Exercise objective ->
Repeat every entry word for word, skipping the pictures.
------------------------------------------------------------
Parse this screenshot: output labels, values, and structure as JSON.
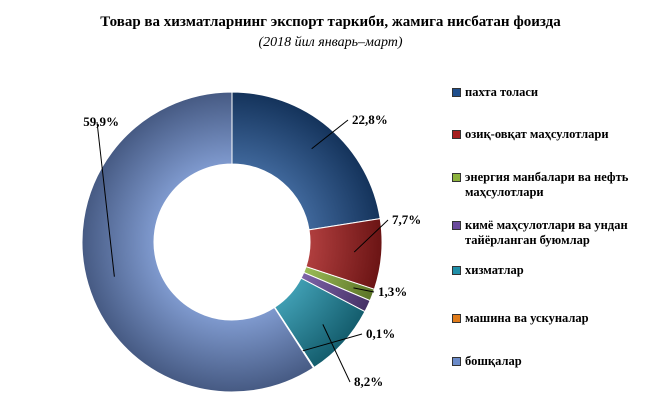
{
  "chart_data": {
    "type": "pie",
    "donut": true,
    "title": "Товар ва хизматларнинг экспорт таркиби, жамига нисбатан фоизда",
    "subtitle": "(2018 йил январь–март)",
    "legend_position": "right",
    "slices": [
      {
        "label": "пахта толаси",
        "value": 22.8,
        "data_label": "22,8%",
        "color": "#1f4e8c"
      },
      {
        "label": "озиқ-овқат маҳсулотлари",
        "value": 7.7,
        "data_label": "7,7%",
        "color": "#a51e1e"
      },
      {
        "label": "энергия манбалари ва нефть маҳсулотлари",
        "value": 1.3,
        "data_label": "1,3%",
        "color": "#8cb23c"
      },
      {
        "label": "кимё маҳсулотлари ва ундан тайёрланган буюмлар",
        "value": 1.3,
        "data_label": "",
        "color": "#6a4a9c"
      },
      {
        "label": "хизматлар",
        "value": 8.2,
        "data_label": "8,2%",
        "color": "#1f8fa8"
      },
      {
        "label": "машина ва ускуналар",
        "value": 0.1,
        "data_label": "0,1%",
        "color": "#e07b1a"
      },
      {
        "label": "бошқалар",
        "value": 59.9,
        "data_label": "59,9%",
        "color": "#6b8bc9"
      }
    ]
  }
}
------------------------------------------------------------
Exercise solution ->
Parse this screenshot: output labels, values, and structure as JSON.
{
  "chart_data": {
    "type": "pie",
    "donut": true,
    "title": "Товар ва хизматларнинг экспорт таркиби, жамига нисбатан фоизда",
    "subtitle": "(2018 йил январь–март)",
    "legend_position": "right",
    "slices": [
      {
        "label": "пахта толаси",
        "value": 22.8,
        "data_label": "22,8%",
        "color": "#1f4e8c"
      },
      {
        "label": "озиқ-овқат маҳсулотлари",
        "value": 7.7,
        "data_label": "7,7%",
        "color": "#a51e1e"
      },
      {
        "label": "энергия манбалари ва нефть маҳсулотлари",
        "value": 1.3,
        "data_label": "1,3%",
        "color": "#8cb23c"
      },
      {
        "label": "кимё маҳсулотлари ва ундан тайёрланган буюмлар",
        "value": 1.3,
        "data_label": "",
        "color": "#6a4a9c"
      },
      {
        "label": "хизматлар",
        "value": 8.2,
        "data_label": "8,2%",
        "color": "#1f8fa8"
      },
      {
        "label": "машина ва ускуналар",
        "value": 0.1,
        "data_label": "0,1%",
        "color": "#e07b1a"
      },
      {
        "label": "бошқалар",
        "value": 59.9,
        "data_label": "59,9%",
        "color": "#6b8bc9"
      }
    ]
  }
}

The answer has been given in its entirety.